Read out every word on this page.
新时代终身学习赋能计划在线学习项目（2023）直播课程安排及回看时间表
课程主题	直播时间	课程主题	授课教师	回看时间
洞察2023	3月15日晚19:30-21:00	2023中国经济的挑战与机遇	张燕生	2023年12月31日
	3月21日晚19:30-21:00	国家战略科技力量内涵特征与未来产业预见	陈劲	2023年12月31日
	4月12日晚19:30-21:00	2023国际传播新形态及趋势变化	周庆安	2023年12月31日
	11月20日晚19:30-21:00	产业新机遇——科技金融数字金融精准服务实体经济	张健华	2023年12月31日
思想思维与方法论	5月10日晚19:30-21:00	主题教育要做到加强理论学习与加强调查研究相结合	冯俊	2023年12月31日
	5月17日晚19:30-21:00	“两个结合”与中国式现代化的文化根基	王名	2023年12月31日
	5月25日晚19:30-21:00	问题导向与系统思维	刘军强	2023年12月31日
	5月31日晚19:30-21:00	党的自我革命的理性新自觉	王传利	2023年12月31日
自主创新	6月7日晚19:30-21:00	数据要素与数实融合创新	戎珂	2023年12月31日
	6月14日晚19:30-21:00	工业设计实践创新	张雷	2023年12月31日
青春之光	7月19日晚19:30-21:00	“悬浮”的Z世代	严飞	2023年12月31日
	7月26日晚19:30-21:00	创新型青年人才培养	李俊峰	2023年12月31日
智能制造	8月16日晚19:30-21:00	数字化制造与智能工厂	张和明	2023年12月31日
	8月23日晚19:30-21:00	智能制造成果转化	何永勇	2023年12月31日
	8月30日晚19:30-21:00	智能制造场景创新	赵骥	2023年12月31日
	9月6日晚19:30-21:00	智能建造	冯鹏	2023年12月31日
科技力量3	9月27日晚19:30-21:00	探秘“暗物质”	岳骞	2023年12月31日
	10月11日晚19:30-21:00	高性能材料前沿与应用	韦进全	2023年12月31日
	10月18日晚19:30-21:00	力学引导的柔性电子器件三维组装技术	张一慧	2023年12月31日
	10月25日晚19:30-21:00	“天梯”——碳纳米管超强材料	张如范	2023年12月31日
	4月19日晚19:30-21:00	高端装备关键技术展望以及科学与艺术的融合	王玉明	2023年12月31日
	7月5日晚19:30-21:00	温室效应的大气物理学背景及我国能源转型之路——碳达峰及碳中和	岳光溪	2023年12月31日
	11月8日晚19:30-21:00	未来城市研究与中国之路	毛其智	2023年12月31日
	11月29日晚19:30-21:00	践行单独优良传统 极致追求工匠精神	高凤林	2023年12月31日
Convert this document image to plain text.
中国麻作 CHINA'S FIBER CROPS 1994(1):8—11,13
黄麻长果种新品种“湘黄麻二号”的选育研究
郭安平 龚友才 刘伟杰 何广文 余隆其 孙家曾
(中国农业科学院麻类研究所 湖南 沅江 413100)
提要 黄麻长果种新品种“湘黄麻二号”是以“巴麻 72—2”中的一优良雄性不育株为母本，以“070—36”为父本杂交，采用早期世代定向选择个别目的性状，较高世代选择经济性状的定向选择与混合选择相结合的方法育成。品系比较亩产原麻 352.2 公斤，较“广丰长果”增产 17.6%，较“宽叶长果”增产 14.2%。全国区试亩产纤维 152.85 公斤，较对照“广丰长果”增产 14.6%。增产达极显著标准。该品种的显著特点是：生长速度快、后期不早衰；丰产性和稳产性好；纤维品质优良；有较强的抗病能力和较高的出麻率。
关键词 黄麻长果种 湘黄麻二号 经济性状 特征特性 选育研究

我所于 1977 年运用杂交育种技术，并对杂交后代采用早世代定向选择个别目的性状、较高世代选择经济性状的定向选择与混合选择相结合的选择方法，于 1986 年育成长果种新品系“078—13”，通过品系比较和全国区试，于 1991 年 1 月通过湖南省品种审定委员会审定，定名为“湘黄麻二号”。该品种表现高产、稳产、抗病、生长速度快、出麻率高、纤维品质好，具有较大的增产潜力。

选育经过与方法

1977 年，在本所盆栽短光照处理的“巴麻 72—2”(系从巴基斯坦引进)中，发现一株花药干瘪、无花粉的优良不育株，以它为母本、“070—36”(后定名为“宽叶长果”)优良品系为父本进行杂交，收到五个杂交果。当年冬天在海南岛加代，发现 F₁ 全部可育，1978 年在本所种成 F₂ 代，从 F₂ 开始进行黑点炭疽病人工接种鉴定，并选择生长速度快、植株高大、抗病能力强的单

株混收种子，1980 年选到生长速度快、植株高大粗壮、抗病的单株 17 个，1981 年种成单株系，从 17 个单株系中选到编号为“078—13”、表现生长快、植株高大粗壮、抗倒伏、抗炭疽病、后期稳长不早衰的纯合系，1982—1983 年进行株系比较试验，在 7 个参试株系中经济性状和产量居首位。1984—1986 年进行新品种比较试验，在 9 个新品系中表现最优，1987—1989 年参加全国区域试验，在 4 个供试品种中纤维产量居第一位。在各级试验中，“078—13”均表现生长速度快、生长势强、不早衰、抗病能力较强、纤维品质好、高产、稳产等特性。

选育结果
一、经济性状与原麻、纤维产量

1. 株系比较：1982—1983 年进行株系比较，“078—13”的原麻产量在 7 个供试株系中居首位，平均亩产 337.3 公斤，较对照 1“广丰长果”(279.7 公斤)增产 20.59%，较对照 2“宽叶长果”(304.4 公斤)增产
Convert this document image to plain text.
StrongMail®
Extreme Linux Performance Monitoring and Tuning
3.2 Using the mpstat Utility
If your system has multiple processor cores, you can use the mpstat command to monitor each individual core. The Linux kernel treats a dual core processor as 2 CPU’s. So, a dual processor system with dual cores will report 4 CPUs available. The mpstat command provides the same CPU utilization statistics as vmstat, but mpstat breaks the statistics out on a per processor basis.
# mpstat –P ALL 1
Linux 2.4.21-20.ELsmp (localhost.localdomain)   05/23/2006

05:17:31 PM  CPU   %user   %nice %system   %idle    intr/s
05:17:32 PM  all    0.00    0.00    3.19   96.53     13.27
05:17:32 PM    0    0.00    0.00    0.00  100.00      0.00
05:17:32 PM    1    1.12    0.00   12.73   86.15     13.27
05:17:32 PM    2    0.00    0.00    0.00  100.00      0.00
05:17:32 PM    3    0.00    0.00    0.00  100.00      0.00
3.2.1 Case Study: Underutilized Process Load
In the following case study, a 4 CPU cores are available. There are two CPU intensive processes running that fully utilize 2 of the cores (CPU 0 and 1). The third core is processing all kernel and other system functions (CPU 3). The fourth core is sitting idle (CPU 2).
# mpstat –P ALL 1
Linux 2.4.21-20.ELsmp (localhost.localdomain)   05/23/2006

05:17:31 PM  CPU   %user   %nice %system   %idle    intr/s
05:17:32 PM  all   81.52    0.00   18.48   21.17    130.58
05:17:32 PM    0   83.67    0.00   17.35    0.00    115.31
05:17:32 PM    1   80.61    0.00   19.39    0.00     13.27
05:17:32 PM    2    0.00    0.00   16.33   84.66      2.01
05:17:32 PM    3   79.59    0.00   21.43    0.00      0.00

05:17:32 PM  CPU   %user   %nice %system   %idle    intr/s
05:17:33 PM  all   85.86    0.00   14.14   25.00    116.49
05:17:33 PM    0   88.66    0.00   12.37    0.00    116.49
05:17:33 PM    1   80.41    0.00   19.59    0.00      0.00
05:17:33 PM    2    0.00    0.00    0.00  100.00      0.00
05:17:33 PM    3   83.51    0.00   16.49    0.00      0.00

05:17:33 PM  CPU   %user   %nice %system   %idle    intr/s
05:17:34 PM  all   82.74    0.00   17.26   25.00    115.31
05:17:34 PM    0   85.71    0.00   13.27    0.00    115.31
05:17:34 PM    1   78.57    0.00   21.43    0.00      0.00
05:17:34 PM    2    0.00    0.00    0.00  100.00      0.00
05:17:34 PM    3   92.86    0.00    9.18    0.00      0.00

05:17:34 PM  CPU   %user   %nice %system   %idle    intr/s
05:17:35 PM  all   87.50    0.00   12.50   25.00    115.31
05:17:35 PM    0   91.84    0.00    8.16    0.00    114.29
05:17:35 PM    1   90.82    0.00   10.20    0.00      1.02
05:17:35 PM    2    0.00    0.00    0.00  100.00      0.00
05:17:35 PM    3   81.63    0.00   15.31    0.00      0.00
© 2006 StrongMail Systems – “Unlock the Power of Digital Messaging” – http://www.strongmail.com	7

• **Prompt**: Tally the lines of the records holding the word "纤维品质好", then state only the tally.

• **Solution to this task**: 2